**Exercise instructions:** Identify each line holding the string "marker" and copy it.

**Records for processing:**
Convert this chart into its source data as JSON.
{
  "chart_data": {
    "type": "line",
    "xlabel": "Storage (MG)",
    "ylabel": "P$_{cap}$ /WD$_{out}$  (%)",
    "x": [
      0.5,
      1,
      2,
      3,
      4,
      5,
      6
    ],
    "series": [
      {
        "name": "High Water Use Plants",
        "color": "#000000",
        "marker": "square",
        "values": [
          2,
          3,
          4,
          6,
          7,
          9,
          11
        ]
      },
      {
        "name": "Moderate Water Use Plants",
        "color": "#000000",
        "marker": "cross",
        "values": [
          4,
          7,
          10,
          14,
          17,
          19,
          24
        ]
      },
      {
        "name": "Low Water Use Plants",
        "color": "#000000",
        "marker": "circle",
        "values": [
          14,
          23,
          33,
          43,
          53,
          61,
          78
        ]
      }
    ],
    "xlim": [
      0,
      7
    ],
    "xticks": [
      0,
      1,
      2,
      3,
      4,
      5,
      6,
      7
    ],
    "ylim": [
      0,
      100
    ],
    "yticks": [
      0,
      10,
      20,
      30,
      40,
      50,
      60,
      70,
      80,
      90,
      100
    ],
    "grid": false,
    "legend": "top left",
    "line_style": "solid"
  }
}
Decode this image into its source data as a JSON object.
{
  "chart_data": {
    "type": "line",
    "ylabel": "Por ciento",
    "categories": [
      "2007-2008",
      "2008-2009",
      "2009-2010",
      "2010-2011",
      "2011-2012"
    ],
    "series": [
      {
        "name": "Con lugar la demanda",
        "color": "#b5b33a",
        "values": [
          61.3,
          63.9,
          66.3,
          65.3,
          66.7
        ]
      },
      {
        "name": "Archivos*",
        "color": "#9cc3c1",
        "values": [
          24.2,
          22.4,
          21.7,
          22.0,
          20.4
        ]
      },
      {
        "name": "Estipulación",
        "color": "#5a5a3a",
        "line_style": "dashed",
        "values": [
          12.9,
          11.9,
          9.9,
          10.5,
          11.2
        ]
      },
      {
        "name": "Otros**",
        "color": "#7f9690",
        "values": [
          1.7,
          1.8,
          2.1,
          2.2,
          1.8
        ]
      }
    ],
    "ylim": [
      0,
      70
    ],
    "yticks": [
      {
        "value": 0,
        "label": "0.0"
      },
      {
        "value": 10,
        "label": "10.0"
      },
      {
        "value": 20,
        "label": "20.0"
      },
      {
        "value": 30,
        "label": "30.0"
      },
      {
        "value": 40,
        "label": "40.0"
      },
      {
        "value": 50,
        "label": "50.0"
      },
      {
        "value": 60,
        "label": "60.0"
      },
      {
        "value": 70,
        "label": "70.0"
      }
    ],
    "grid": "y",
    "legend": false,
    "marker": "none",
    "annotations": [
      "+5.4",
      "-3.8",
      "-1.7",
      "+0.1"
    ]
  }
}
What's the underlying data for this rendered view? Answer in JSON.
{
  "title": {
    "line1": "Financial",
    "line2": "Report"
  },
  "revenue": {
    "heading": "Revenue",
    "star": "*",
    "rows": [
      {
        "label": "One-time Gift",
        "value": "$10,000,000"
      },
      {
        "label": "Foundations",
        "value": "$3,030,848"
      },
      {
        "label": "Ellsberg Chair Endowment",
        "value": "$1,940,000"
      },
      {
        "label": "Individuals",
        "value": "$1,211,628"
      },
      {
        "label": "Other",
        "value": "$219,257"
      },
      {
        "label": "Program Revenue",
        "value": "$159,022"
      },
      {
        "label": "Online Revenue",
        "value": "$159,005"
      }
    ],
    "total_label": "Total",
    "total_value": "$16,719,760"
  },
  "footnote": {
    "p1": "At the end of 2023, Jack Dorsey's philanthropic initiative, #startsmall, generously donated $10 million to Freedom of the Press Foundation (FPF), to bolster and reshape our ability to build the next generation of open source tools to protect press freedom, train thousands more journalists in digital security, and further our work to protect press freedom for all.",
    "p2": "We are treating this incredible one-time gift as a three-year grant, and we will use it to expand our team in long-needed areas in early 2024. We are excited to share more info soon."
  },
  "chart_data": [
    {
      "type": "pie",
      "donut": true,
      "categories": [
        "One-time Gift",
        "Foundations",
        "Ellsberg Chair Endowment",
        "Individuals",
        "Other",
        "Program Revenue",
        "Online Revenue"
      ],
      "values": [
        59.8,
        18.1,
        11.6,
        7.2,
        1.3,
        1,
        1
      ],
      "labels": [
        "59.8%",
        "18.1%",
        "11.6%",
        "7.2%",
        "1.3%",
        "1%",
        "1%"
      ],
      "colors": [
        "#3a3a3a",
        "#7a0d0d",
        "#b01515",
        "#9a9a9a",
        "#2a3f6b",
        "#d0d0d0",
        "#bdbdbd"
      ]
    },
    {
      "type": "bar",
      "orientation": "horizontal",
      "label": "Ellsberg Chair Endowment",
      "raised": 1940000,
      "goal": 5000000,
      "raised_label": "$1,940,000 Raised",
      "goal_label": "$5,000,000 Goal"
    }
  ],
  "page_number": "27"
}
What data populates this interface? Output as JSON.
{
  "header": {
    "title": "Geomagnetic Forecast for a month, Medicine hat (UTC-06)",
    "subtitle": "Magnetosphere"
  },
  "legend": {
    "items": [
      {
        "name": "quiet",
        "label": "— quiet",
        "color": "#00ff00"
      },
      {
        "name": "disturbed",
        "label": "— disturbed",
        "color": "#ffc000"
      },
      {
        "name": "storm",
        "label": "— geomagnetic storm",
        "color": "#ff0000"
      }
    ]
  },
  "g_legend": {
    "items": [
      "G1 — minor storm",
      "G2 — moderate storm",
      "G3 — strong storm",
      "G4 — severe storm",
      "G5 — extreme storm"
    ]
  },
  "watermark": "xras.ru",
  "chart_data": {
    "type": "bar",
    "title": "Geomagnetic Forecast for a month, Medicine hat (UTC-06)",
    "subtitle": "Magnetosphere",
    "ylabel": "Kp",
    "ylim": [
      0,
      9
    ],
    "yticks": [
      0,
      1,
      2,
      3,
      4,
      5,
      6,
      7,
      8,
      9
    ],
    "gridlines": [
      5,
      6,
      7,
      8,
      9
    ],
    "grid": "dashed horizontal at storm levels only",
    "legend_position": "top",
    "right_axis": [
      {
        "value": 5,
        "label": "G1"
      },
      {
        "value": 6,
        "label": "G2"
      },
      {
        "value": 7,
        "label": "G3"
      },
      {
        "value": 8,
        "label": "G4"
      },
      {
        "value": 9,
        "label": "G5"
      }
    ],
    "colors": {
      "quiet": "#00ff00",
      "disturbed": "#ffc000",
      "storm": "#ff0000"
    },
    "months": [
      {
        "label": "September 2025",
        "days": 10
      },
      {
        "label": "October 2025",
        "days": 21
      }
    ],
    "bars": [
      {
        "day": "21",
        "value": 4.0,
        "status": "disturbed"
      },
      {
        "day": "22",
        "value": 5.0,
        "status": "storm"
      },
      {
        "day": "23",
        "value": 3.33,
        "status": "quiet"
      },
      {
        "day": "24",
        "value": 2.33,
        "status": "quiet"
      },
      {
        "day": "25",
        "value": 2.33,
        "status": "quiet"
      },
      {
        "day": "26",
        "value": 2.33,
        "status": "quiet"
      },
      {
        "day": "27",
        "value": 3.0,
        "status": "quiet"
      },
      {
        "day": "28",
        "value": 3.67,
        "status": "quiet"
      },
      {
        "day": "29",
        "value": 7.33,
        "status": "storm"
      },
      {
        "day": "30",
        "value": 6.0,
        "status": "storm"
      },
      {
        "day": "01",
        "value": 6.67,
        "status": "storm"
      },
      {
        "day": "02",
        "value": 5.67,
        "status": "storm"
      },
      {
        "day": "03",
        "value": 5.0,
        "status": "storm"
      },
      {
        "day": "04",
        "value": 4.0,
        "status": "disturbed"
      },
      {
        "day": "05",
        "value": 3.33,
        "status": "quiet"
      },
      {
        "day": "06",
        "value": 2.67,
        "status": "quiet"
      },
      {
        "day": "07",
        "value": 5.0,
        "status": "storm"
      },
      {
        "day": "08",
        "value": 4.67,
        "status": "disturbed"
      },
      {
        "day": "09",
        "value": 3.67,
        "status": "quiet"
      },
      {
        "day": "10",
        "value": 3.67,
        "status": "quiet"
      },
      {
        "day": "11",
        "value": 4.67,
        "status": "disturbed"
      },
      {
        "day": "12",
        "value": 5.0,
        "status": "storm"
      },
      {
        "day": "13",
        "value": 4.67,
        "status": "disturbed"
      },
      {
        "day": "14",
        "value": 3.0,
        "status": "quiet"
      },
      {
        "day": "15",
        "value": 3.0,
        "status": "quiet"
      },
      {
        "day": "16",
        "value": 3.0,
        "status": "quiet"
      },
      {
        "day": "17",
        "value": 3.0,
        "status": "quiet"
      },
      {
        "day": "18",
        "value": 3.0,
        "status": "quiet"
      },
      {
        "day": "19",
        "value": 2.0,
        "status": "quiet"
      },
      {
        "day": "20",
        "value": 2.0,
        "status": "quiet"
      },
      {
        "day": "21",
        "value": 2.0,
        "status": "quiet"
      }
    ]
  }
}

**The result:**
        "marker": "square",
        "marker": "cross",
        "marker": "circle",
    "marker": "none",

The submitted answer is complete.